▶ Supplied records
####################
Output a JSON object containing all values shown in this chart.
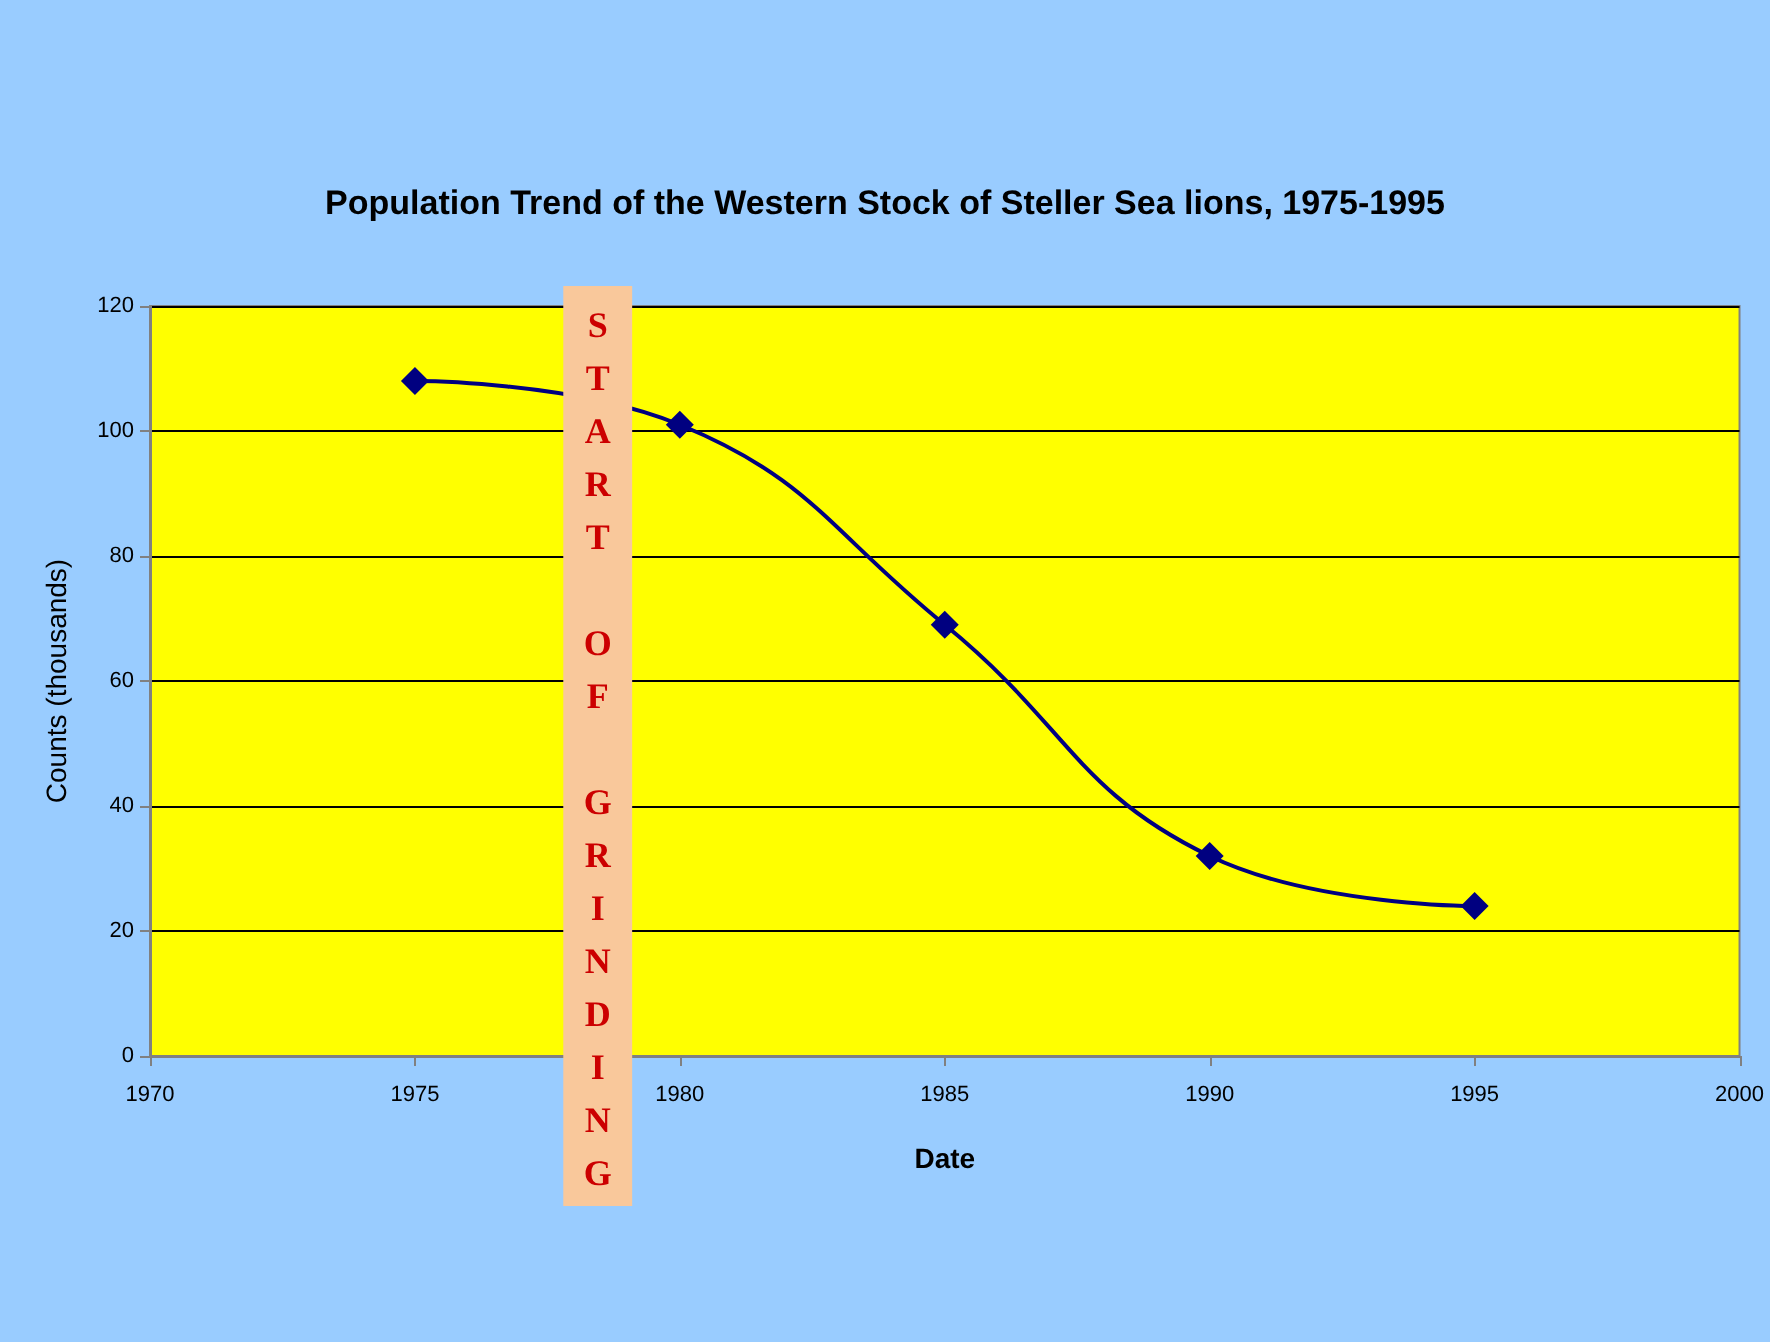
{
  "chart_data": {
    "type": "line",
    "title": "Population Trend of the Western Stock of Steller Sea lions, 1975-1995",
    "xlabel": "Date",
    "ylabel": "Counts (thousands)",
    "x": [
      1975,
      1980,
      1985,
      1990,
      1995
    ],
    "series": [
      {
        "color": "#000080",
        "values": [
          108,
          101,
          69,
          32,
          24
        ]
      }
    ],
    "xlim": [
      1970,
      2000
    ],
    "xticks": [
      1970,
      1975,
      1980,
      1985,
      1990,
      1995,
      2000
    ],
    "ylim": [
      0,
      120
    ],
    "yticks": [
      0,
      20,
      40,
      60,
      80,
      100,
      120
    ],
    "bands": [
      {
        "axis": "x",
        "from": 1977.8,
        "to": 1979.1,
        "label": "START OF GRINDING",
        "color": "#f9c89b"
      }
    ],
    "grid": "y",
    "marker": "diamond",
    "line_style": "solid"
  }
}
####################
▶ Your instructions
Repeat the data exactly in full, omitting its pictures.

▶ Expected answer
Output a JSON object containing all values shown in this chart.
{
  "chart_data": {
    "type": "line",
    "title": "Population Trend of the Western Stock of Steller Sea lions, 1975-1995",
    "xlabel": "Date",
    "ylabel": "Counts (thousands)",
    "x": [
      1975,
      1980,
      1985,
      1990,
      1995
    ],
    "series": [
      {
        "color": "#000080",
        "values": [
          108,
          101,
          69,
          32,
          24
        ]
      }
    ],
    "xlim": [
      1970,
      2000
    ],
    "xticks": [
      1970,
      1975,
      1980,
      1985,
      1990,
      1995,
      2000
    ],
    "ylim": [
      0,
      120
    ],
    "yticks": [
      0,
      20,
      40,
      60,
      80,
      100,
      120
    ],
    "bands": [
      {
        "axis": "x",
        "from": 1977.8,
        "to": 1979.1,
        "label": "START OF GRINDING",
        "color": "#f9c89b"
      }
    ],
    "grid": "y",
    "marker": "diamond",
    "line_style": "solid"
  }
}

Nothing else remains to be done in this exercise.